Stored data:
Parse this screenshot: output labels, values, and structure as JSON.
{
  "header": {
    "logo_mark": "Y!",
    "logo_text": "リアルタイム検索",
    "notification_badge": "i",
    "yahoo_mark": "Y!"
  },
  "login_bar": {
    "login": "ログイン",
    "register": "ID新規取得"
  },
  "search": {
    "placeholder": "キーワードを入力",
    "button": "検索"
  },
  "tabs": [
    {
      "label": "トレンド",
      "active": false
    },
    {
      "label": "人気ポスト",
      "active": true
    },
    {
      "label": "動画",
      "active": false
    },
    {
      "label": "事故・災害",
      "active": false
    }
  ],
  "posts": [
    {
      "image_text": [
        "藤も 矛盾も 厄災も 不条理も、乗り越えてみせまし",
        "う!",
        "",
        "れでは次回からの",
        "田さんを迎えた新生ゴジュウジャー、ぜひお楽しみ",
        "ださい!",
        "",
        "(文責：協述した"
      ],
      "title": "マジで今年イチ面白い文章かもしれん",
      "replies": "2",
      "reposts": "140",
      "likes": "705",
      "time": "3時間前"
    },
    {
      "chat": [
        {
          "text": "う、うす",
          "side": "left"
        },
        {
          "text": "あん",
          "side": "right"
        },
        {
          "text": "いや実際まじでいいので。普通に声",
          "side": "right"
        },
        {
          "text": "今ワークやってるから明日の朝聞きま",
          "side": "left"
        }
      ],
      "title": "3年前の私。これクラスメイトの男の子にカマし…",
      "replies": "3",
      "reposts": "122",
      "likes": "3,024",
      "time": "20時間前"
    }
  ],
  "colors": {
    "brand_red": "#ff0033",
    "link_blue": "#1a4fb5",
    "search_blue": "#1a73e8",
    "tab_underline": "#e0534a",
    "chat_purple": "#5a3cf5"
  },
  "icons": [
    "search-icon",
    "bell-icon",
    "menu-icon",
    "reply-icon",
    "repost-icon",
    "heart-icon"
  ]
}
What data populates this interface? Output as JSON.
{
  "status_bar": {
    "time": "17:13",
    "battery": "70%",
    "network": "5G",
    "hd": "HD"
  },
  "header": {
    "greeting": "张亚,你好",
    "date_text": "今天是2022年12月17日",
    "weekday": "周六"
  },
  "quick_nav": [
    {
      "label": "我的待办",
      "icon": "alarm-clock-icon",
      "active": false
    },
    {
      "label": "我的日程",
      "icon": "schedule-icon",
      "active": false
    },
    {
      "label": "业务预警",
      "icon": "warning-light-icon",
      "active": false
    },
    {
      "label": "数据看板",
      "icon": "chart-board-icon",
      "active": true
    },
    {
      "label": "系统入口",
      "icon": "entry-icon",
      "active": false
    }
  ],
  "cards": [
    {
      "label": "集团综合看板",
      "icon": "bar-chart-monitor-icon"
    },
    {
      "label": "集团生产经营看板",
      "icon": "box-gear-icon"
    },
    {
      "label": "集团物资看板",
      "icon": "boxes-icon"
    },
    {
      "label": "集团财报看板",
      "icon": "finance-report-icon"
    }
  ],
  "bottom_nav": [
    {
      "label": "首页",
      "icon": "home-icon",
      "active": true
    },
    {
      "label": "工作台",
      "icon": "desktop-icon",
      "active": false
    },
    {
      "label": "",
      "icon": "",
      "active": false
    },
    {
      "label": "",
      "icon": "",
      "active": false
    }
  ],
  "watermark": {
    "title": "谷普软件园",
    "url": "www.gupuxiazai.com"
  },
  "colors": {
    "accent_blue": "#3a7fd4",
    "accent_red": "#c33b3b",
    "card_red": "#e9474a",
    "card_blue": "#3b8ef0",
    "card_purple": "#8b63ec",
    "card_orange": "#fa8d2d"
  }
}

(BRIEF): Pick out and copy the lines of the entries that hold the string "title".

(SOLUTION FOR THIS TASK):
      "title": "マジで今年イチ面白い文章かもしれん",
      "title": "3年前の私。これクラスメイトの男の子にカマし…",
    "title": "谷普软件园",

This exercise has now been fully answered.